## SET EXERCISE
Below are some records; give them all again exactly, but not the pictures.

## Recorded data

* Begin *

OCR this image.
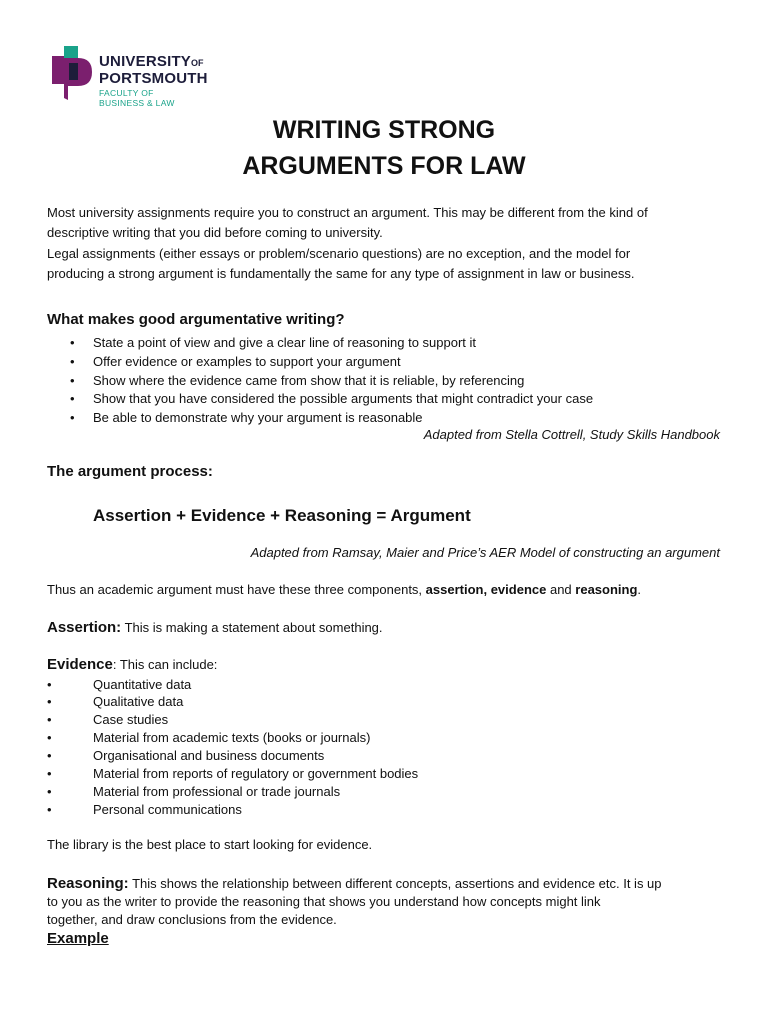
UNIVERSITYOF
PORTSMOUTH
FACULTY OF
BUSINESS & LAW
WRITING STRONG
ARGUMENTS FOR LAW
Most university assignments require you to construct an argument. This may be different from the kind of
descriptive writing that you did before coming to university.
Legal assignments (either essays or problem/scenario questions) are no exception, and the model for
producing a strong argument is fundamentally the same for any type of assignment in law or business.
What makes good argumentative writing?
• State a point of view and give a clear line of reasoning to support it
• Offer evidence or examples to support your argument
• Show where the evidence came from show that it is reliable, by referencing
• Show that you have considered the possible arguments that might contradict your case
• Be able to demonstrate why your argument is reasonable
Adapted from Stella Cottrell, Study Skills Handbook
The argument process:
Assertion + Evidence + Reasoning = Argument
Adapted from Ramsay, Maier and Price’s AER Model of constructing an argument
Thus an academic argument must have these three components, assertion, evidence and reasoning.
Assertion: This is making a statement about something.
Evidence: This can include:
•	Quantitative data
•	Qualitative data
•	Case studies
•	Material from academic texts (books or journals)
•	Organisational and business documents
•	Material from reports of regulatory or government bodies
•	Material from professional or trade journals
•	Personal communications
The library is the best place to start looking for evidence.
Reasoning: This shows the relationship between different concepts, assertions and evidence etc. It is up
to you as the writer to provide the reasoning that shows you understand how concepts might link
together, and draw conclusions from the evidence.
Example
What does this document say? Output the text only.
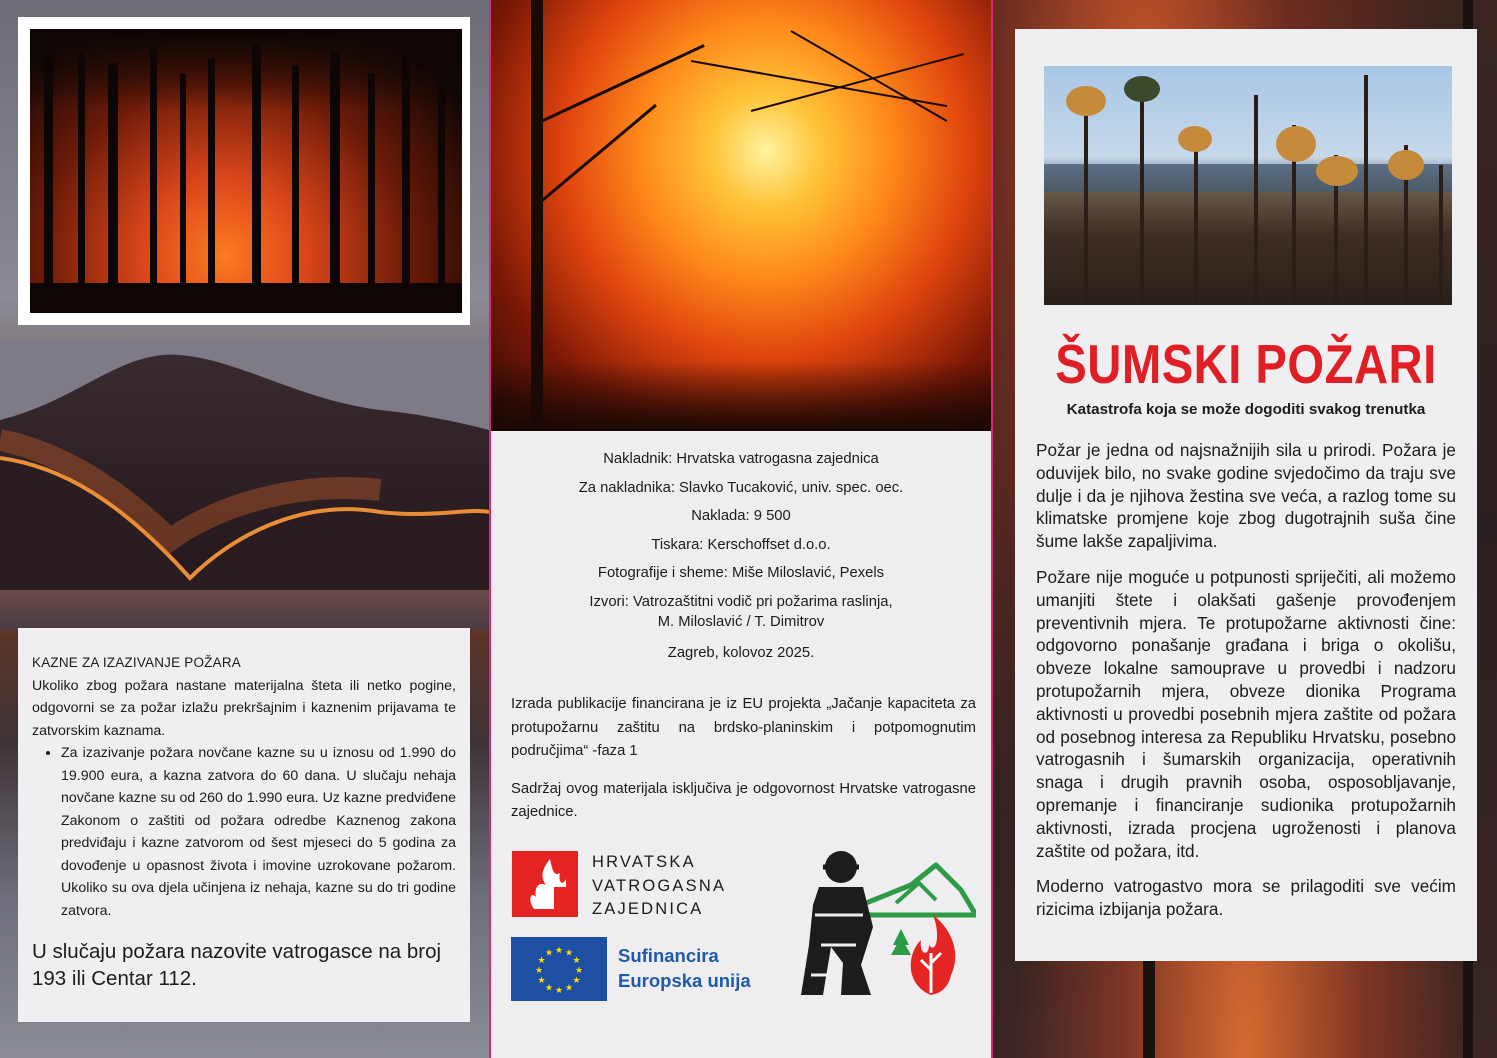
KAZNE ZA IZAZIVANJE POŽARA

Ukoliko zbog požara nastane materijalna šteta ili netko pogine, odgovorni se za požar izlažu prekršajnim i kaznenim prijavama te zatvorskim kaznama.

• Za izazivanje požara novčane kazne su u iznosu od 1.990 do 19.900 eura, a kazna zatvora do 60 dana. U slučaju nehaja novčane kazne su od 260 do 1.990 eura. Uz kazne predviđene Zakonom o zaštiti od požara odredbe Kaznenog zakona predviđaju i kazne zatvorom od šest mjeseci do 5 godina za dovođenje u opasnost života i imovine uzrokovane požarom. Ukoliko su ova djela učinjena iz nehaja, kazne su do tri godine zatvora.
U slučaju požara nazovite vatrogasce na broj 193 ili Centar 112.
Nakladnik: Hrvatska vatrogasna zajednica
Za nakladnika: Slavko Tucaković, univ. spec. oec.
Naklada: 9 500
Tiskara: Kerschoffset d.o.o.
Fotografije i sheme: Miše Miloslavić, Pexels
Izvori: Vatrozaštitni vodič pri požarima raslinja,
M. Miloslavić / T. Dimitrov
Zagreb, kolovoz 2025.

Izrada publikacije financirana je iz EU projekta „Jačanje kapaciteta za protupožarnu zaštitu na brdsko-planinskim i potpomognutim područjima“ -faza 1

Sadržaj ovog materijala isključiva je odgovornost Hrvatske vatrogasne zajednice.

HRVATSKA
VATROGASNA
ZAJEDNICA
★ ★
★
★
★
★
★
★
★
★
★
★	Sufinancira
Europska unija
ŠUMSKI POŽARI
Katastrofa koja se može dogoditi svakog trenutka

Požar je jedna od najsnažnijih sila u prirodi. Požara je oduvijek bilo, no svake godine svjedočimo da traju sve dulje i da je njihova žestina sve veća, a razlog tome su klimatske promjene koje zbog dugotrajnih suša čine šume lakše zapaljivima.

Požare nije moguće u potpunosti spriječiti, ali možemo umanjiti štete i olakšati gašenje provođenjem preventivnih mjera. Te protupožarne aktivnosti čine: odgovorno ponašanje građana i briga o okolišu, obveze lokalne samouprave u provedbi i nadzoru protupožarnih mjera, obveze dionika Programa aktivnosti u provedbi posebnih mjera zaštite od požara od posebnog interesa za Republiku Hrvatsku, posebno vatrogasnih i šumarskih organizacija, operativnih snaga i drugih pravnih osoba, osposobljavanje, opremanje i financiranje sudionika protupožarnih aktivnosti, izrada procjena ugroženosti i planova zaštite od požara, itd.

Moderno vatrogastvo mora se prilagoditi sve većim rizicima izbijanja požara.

* End *

## RESULT OF THE EXERCISE
OCR this image.
UNIVERSITYOF
PORTSMOUTH
FACULTY OF
BUSINESS & LAW
WRITING STRONG
ARGUMENTS FOR LAW
Most university assignments require you to construct an argument. This may be different from the kind of
descriptive writing that you did before coming to university.
Legal assignments (either essays or problem/scenario questions) are no exception, and the model for
producing a strong argument is fundamentally the same for any type of assignment in law or business.
What makes good argumentative writing?
• State a point of view and give a clear line of reasoning to support it
• Offer evidence or examples to support your argument
• Show where the evidence came from show that it is reliable, by referencing
• Show that you have considered the possible arguments that might contradict your case
• Be able to demonstrate why your argument is reasonable
Adapted from Stella Cottrell, Study Skills Handbook
The argument process:
Assertion + Evidence + Reasoning = Argument
Adapted from Ramsay, Maier and Price’s AER Model of constructing an argument
Thus an academic argument must have these three components, assertion, evidence and reasoning.
Assertion: This is making a statement about something.
Evidence: This can include:
•	Quantitative data
•	Qualitative data
•	Case studies
•	Material from academic texts (books or journals)
•	Organisational and business documents
•	Material from reports of regulatory or government bodies
•	Material from professional or trade journals
•	Personal communications
The library is the best place to start looking for evidence.
Reasoning: This shows the relationship between different concepts, assertions and evidence etc. It is up
to you as the writer to provide the reasoning that shows you understand how concepts might link
together, and draw conclusions from the evidence.
Example
What does this document say? Output the text only.
KAZNE ZA IZAZIVANJE POŽARA

Ukoliko zbog požara nastane materijalna šteta ili netko pogine, odgovorni se za požar izlažu prekršajnim i kaznenim prijavama te zatvorskim kaznama.

• Za izazivanje požara novčane kazne su u iznosu od 1.990 do 19.900 eura, a kazna zatvora do 60 dana. U slučaju nehaja novčane kazne su od 260 do 1.990 eura. Uz kazne predviđene Zakonom o zaštiti od požara odredbe Kaznenog zakona predviđaju i kazne zatvorom od šest mjeseci do 5 godina za dovođenje u opasnost života i imovine uzrokovane požarom. Ukoliko su ova djela učinjena iz nehaja, kazne su do tri godine zatvora.
U slučaju požara nazovite vatrogasce na broj 193 ili Centar 112.
Nakladnik: Hrvatska vatrogasna zajednica
Za nakladnika: Slavko Tucaković, univ. spec. oec.
Naklada: 9 500
Tiskara: Kerschoffset d.o.o.
Fotografije i sheme: Miše Miloslavić, Pexels
Izvori: Vatrozaštitni vodič pri požarima raslinja,
M. Miloslavić / T. Dimitrov
Zagreb, kolovoz 2025.

Izrada publikacije financirana je iz EU projekta „Jačanje kapaciteta za protupožarnu zaštitu na brdsko-planinskim i potpomognutim područjima“ -faza 1

Sadržaj ovog materijala isključiva je odgovornost Hrvatske vatrogasne zajednice.

HRVATSKA
VATROGASNA
ZAJEDNICA
★ ★
★
★
★
★
★
★
★
★
★
★	Sufinancira
Europska unija
ŠUMSKI POŽARI
Katastrofa koja se može dogoditi svakog trenutka

Požar je jedna od najsnažnijih sila u prirodi. Požara je oduvijek bilo, no svake godine svjedočimo da traju sve dulje i da je njihova žestina sve veća, a razlog tome su klimatske promjene koje zbog dugotrajnih suša čine šume lakše zapaljivima.

Požare nije moguće u potpunosti spriječiti, ali možemo umanjiti štete i olakšati gašenje provođenjem preventivnih mjera. Te protupožarne aktivnosti čine: odgovorno ponašanje građana i briga o okolišu, obveze lokalne samouprave u provedbi i nadzoru protupožarnih mjera, obveze dionika Programa aktivnosti u provedbi posebnih mjera zaštite od požara od posebnog interesa za Republiku Hrvatsku, posebno vatrogasnih i šumarskih organizacija, operativnih snaga i drugih pravnih osoba, osposobljavanje, opremanje i financiranje sudionika protupožarnih aktivnosti, izrada procjena ugroženosti i planova zaštite od požara, itd.

Moderno vatrogastvo mora se prilagoditi sve većim rizicima izbijanja požara.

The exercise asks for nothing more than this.